PROBLEM TO SOLVE:
Retype every entry word for word.

— begin DATA FOR THIS TASK —

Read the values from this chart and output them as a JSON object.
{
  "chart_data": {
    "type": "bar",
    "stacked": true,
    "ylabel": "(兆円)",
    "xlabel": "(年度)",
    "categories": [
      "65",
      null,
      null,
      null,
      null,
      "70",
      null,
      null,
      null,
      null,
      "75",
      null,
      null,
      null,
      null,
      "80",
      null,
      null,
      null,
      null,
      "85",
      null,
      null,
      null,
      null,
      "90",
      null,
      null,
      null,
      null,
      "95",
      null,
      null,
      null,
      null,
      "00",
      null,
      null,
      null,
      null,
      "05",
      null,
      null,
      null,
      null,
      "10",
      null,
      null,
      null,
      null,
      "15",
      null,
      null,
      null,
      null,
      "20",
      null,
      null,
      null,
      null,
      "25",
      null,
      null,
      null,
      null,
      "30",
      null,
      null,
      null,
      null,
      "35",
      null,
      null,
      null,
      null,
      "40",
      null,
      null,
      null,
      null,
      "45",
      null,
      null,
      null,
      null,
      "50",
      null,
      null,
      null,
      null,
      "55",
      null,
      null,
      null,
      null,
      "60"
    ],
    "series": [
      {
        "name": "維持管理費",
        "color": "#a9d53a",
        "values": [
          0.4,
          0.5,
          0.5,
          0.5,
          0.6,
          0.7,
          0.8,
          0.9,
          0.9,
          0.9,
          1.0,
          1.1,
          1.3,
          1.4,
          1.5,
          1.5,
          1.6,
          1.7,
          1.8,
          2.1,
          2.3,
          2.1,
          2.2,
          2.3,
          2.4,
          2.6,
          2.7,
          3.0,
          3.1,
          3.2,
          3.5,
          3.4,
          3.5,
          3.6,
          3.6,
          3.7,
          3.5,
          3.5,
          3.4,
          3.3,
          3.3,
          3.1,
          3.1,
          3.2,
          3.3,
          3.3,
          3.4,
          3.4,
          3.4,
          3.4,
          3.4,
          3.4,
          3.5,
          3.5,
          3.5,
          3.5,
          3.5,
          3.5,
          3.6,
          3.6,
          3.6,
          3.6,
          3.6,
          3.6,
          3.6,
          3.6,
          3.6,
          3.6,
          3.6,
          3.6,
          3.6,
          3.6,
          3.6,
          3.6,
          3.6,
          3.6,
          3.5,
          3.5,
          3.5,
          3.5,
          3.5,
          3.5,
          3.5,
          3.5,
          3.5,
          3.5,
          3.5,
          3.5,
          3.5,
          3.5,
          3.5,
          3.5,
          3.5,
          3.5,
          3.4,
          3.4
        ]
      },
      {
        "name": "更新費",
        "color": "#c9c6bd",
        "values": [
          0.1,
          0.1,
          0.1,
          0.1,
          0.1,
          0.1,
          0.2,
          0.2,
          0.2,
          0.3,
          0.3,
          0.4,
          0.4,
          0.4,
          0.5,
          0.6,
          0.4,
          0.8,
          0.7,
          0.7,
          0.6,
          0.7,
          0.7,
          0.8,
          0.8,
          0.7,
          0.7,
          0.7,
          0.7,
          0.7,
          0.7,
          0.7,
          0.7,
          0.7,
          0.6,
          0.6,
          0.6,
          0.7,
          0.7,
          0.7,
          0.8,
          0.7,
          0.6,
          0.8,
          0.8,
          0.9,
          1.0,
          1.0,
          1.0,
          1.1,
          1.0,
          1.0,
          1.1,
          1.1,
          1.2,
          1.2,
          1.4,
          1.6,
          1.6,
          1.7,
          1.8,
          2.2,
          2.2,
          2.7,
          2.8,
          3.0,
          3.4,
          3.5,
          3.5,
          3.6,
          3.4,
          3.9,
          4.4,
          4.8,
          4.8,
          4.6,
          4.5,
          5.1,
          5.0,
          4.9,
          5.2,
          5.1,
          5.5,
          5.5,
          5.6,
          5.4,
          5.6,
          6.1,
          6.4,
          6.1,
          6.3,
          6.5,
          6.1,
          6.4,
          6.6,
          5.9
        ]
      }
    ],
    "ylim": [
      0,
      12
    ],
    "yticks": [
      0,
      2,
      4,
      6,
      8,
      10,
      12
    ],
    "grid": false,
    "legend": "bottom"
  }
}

— end DATA FOR THIS TASK —

EXERCISE RESULT:
Read the values from this chart and output them as a JSON object.
{
  "chart_data": {
    "type": "bar",
    "stacked": true,
    "ylabel": "(兆円)",
    "xlabel": "(年度)",
    "categories": [
      "65",
      null,
      null,
      null,
      null,
      "70",
      null,
      null,
      null,
      null,
      "75",
      null,
      null,
      null,
      null,
      "80",
      null,
      null,
      null,
      null,
      "85",
      null,
      null,
      null,
      null,
      "90",
      null,
      null,
      null,
      null,
      "95",
      null,
      null,
      null,
      null,
      "00",
      null,
      null,
      null,
      null,
      "05",
      null,
      null,
      null,
      null,
      "10",
      null,
      null,
      null,
      null,
      "15",
      null,
      null,
      null,
      null,
      "20",
      null,
      null,
      null,
      null,
      "25",
      null,
      null,
      null,
      null,
      "30",
      null,
      null,
      null,
      null,
      "35",
      null,
      null,
      null,
      null,
      "40",
      null,
      null,
      null,
      null,
      "45",
      null,
      null,
      null,
      null,
      "50",
      null,
      null,
      null,
      null,
      "55",
      null,
      null,
      null,
      null,
      "60"
    ],
    "series": [
      {
        "name": "維持管理費",
        "color": "#a9d53a",
        "values": [
          0.4,
          0.5,
          0.5,
          0.5,
          0.6,
          0.7,
          0.8,
          0.9,
          0.9,
          0.9,
          1.0,
          1.1,
          1.3,
          1.4,
          1.5,
          1.5,
          1.6,
          1.7,
          1.8,
          2.1,
          2.3,
          2.1,
          2.2,
          2.3,
          2.4,
          2.6,
          2.7,
          3.0,
          3.1,
          3.2,
          3.5,
          3.4,
          3.5,
          3.6,
          3.6,
          3.7,
          3.5,
          3.5,
          3.4,
          3.3,
          3.3,
          3.1,
          3.1,
          3.2,
          3.3,
          3.3,
          3.4,
          3.4,
          3.4,
          3.4,
          3.4,
          3.4,
          3.5,
          3.5,
          3.5,
          3.5,
          3.5,
          3.5,
          3.6,
          3.6,
          3.6,
          3.6,
          3.6,
          3.6,
          3.6,
          3.6,
          3.6,
          3.6,
          3.6,
          3.6,
          3.6,
          3.6,
          3.6,
          3.6,
          3.6,
          3.6,
          3.5,
          3.5,
          3.5,
          3.5,
          3.5,
          3.5,
          3.5,
          3.5,
          3.5,
          3.5,
          3.5,
          3.5,
          3.5,
          3.5,
          3.5,
          3.5,
          3.5,
          3.5,
          3.4,
          3.4
        ]
      },
      {
        "name": "更新費",
        "color": "#c9c6bd",
        "values": [
          0.1,
          0.1,
          0.1,
          0.1,
          0.1,
          0.1,
          0.2,
          0.2,
          0.2,
          0.3,
          0.3,
          0.4,
          0.4,
          0.4,
          0.5,
          0.6,
          0.4,
          0.8,
          0.7,
          0.7,
          0.6,
          0.7,
          0.7,
          0.8,
          0.8,
          0.7,
          0.7,
          0.7,
          0.7,
          0.7,
          0.7,
          0.7,
          0.7,
          0.7,
          0.6,
          0.6,
          0.6,
          0.7,
          0.7,
          0.7,
          0.8,
          0.7,
          0.6,
          0.8,
          0.8,
          0.9,
          1.0,
          1.0,
          1.0,
          1.1,
          1.0,
          1.0,
          1.1,
          1.1,
          1.2,
          1.2,
          1.4,
          1.6,
          1.6,
          1.7,
          1.8,
          2.2,
          2.2,
          2.7,
          2.8,
          3.0,
          3.4,
          3.5,
          3.5,
          3.6,
          3.4,
          3.9,
          4.4,
          4.8,
          4.8,
          4.6,
          4.5,
          5.1,
          5.0,
          4.9,
          5.2,
          5.1,
          5.5,
          5.5,
          5.6,
          5.4,
          5.6,
          6.1,
          6.4,
          6.1,
          6.3,
          6.5,
          6.1,
          6.4,
          6.6,
          5.9
        ]
      }
    ],
    "ylim": [
      0,
      12
    ],
    "yticks": [
      0,
      2,
      4,
      6,
      8,
      10,
      12
    ],
    "grid": false,
    "legend": "bottom"
  }
}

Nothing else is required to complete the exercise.